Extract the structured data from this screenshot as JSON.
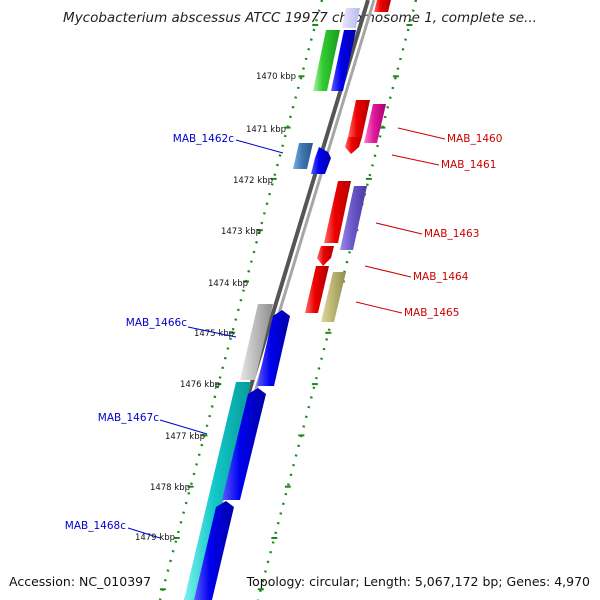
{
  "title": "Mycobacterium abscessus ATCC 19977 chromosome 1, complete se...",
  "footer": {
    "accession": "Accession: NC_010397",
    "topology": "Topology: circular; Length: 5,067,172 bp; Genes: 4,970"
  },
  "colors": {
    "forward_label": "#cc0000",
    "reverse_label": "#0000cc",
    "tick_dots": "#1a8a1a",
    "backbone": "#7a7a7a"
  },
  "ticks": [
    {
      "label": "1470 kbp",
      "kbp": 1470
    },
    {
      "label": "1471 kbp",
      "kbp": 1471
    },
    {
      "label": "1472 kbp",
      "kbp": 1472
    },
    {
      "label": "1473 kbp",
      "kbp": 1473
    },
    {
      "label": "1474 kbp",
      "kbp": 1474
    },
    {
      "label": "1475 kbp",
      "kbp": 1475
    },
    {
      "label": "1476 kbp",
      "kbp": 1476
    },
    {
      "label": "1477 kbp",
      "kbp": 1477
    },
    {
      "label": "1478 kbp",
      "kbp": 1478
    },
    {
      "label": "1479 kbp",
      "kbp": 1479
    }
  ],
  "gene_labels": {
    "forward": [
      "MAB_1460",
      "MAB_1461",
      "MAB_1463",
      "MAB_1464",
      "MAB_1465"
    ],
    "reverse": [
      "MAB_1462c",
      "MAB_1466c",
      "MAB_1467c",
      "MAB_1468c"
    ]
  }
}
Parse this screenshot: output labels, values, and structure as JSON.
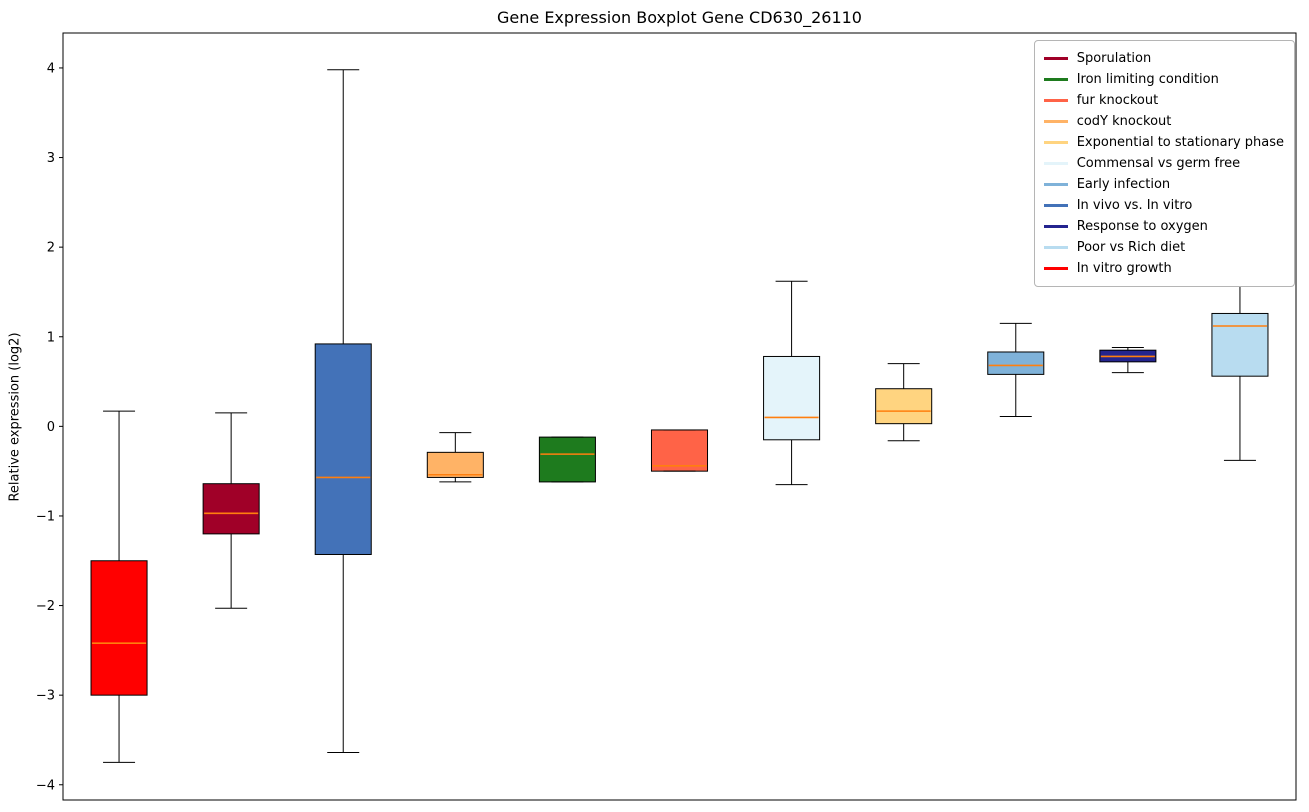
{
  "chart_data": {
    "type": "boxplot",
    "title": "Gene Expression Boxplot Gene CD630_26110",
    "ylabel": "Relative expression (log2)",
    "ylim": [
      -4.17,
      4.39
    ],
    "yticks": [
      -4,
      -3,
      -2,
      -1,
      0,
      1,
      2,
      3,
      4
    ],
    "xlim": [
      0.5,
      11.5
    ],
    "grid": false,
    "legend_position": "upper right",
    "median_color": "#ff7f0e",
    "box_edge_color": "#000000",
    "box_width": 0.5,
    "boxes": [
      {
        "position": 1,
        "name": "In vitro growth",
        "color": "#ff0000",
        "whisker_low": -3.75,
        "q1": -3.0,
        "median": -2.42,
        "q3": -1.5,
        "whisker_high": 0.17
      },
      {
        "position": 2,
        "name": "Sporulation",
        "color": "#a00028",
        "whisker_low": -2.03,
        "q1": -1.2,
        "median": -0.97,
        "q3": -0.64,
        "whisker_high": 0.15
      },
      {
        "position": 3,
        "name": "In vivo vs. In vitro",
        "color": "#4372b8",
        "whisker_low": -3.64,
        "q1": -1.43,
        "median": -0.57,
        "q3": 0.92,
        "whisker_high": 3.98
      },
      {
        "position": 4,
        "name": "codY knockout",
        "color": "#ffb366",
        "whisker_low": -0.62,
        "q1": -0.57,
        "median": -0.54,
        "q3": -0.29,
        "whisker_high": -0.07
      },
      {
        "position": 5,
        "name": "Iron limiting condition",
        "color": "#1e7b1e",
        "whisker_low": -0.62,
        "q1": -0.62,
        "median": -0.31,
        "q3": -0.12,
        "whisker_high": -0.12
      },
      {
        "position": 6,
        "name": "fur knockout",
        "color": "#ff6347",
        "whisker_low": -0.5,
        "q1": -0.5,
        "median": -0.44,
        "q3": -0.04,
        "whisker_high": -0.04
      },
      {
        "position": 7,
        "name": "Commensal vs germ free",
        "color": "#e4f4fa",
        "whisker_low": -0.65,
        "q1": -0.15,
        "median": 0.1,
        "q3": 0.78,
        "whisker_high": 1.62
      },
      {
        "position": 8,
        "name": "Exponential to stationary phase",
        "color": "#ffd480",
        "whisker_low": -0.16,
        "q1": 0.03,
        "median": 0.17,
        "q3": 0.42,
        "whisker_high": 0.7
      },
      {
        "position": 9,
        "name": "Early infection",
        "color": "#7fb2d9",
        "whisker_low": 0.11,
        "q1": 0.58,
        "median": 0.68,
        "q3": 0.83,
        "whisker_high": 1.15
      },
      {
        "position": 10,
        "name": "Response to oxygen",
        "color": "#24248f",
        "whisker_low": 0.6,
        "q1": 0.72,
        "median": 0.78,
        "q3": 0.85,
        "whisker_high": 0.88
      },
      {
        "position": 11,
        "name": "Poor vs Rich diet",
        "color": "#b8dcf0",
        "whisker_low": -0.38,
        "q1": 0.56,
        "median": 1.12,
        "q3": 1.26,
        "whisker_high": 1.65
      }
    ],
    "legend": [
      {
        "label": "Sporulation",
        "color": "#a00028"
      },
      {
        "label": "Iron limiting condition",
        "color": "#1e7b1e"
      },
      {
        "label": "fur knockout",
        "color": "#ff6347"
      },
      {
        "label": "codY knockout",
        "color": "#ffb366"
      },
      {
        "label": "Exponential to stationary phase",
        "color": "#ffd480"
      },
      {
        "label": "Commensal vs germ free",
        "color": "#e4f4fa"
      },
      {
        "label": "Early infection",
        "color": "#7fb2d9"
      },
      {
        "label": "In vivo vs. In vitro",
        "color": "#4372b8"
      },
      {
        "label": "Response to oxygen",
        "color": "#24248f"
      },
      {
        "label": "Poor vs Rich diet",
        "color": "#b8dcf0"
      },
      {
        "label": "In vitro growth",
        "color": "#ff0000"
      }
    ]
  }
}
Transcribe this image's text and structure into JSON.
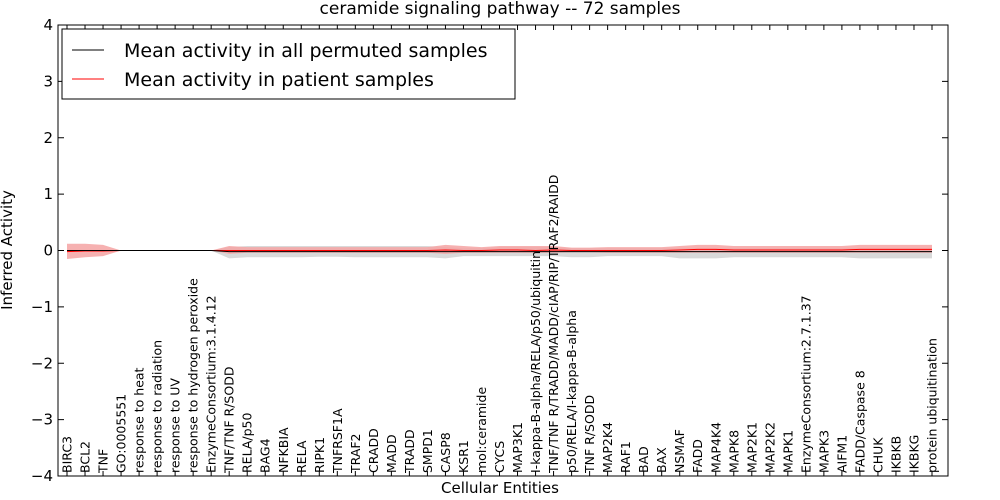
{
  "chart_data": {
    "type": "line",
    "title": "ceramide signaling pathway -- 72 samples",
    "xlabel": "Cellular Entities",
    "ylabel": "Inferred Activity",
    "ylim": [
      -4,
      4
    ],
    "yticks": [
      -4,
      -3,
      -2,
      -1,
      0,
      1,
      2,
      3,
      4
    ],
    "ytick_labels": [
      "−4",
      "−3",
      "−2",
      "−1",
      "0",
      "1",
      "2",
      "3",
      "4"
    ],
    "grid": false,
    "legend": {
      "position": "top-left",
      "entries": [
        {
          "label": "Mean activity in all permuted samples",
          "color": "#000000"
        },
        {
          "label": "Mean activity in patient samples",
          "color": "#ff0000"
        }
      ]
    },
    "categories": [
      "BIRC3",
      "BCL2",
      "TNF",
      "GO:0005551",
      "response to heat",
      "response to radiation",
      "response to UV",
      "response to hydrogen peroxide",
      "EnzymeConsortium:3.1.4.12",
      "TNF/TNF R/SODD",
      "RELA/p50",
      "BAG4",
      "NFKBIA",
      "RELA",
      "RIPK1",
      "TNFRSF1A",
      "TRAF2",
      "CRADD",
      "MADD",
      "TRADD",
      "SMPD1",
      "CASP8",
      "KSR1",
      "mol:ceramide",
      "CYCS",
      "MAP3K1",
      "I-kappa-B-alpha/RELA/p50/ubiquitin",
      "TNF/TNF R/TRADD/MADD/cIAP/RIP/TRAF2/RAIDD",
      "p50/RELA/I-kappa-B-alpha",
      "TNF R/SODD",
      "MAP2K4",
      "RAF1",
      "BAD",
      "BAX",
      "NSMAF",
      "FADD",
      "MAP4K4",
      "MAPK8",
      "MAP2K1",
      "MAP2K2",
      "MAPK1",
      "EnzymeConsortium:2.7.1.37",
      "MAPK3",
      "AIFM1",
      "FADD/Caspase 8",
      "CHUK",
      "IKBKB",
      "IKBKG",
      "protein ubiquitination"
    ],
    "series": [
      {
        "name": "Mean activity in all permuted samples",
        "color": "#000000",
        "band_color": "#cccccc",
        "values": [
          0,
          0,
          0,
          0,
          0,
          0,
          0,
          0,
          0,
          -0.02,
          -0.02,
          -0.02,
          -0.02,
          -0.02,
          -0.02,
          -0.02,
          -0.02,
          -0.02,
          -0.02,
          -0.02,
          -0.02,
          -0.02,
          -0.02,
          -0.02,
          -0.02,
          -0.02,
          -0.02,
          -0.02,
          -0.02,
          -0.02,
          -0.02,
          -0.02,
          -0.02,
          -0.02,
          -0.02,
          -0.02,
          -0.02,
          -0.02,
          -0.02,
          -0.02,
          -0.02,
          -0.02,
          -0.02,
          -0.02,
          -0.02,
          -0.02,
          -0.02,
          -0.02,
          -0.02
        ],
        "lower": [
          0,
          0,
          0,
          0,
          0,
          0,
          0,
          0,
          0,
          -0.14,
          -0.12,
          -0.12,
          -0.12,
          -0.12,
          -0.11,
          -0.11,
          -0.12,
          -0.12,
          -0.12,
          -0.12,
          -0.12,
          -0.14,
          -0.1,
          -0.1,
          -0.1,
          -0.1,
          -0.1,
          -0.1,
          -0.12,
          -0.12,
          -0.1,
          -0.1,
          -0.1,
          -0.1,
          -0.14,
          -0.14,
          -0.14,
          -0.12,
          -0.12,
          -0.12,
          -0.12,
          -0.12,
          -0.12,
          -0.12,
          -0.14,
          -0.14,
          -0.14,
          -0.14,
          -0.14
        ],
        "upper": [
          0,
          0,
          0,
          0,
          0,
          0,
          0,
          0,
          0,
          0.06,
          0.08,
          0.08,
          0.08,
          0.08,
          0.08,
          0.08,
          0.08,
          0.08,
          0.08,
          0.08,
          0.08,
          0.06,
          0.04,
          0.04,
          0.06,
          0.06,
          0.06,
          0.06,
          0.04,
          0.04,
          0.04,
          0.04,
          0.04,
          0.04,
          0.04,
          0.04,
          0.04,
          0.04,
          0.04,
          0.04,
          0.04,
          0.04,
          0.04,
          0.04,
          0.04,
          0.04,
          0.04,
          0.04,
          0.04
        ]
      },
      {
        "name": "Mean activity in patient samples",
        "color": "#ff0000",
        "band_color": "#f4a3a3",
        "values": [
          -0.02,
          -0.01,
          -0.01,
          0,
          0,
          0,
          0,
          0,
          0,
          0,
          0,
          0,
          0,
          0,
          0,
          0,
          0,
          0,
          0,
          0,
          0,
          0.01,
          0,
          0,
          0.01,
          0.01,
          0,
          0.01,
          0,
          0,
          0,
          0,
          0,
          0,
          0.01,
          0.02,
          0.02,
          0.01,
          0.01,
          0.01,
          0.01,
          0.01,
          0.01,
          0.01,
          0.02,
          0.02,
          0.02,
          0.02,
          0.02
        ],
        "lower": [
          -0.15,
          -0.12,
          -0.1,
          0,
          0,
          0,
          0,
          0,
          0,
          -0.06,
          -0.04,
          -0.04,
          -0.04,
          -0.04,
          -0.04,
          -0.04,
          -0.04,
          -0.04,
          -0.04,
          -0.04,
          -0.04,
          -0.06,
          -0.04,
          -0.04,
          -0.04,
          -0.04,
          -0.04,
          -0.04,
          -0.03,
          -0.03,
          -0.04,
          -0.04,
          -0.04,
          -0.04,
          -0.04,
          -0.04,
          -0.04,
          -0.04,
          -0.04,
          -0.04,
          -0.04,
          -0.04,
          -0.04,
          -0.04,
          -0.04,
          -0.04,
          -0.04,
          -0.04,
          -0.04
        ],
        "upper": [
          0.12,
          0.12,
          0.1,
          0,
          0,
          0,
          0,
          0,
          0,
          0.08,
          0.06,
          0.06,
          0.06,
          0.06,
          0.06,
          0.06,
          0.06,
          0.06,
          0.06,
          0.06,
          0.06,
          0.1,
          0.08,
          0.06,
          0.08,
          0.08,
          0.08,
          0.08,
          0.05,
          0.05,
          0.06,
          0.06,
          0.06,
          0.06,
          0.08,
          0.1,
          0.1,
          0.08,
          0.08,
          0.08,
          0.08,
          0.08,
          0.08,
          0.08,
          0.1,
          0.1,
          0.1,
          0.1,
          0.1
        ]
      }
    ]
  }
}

#####

→ **Work to be completed**: From the data above, count the lines where "permuted" occurs and give that figure and nothing else.

→ **Exercise result**: 2